• Goal:
Scan the records for the word "Jean". Copy each line that includes it.

— begin Provided material —

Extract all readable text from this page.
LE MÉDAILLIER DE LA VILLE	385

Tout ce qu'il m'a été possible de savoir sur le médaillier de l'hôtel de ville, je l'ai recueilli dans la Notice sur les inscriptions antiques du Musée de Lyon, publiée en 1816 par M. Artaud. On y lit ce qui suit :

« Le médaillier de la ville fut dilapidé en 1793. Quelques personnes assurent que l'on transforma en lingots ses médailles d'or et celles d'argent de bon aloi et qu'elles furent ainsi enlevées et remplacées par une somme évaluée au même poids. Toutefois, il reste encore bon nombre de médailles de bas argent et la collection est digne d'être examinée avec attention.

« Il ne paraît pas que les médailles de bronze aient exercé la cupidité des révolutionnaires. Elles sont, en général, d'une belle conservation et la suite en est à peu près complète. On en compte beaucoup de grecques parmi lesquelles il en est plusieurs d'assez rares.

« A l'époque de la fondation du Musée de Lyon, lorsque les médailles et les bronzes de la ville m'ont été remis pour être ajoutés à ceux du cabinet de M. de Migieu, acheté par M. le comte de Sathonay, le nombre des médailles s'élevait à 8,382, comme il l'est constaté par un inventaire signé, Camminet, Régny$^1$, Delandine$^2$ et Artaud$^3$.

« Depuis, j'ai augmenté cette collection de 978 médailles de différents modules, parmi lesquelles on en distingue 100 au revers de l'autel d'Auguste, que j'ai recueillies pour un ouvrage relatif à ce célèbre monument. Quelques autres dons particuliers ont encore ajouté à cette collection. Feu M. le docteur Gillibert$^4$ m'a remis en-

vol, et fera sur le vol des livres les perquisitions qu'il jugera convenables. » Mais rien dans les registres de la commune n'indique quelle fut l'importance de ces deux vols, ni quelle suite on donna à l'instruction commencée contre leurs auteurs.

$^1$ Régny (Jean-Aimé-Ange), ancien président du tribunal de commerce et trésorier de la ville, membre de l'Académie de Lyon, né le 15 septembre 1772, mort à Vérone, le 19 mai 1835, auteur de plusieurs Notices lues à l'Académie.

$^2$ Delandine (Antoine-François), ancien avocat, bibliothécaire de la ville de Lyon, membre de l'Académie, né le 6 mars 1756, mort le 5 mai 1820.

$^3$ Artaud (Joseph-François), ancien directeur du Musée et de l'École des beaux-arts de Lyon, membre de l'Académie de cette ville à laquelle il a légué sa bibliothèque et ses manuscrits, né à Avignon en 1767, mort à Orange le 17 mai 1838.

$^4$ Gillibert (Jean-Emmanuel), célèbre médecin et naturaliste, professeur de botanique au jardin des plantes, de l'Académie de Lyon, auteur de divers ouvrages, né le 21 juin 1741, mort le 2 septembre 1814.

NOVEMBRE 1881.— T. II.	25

— end Provided material —

• Reply:
$^1$ Régny (Jean-Aimé-Ange), ancien président du tribunal de commerce et trésorier de la ville, membre de l'Académie de Lyon, né le 15 septembre 1772, mort à Vérone, le 19 mai 1835, auteur de plusieurs Notices lues à l'Académie.
$^4$ Gillibert (Jean-Emmanuel), célèbre médecin et naturaliste, professeur de botanique au jardin des plantes, de l'Académie de Lyon, auteur de divers ouvrages, né le 21 juin 1741, mort le 2 septembre 1814.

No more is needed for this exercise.